╭─ DOCUMENT TEXT
Re: [gridengine users] Caught SIGTERM on termination, but handling fails after some time

Adam Brenner Sun, 01 Dec 2013 13:46:11 -0800

David,

As far as I am aware from my experience on our HPC cluster, you do not
have this fine level of control via a qsub script. When a kill signal
is issued from GE, you can not capture the signal and do some other
task from within qsub. It will just kill the process. This is to
prevent people from writing qsub scripts that will capture any kill
signal, and rather than stop running, continue running.


You are better off (others can correct me on this) by putting this
code in GE's epilog script. You could then have your users decide if
they want this feature (on/off) by setting an environmental variable.
Your epilog script could check for this environmental variable and
perform the necessary work to copy data from local node to homedir,
etc.

--
Adam Brenner
Computer Science, Undergraduate Student
Donald Bren School of Information and Computer Sciences

Research Computing Support
Office of Information Technology
http://www.oit.uci.edu/rcs/

University of California, Irvine
www.ics.uci.edu/~aebrenne/
[email protected]



On Sun, Dec 1, 2013 at 1:20 PM, David Dotson <[email protected]> wrote:
> Greetings,
>
> We have the terminate_method for our queue set to SIGTERM, so that when the
> following submission script runs, it should copy back all the files
> generated to the original directory. The signal is indeed caught, and the
> copy-back takes place, but it often dies without completing after a short
> amount of time.
╰─
**YOUR TASK**
Quote the passage of the mailing-list reply about Grid Engine and SIGTERM from "As far as I" up to and including "running, continue running.".
╭─ SOURCE DATA
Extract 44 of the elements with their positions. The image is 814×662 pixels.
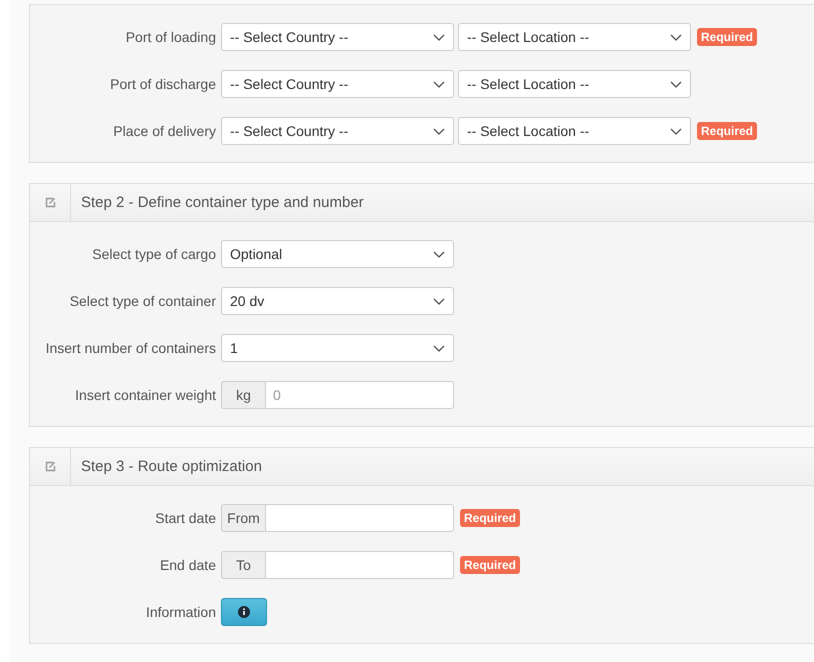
╰─
**EXERCISE SOLUTION**
As far as I am aware from my experience on our HPC cluster, you do not
have this fine level of control via a qsub script. When a kill signal
is issued from GE, you can not capture the signal and do some other
task from within qsub. It will just kill the process. This is to
prevent people from writing qsub scripts that will capture any kill
signal, and rather than stop running, continue running.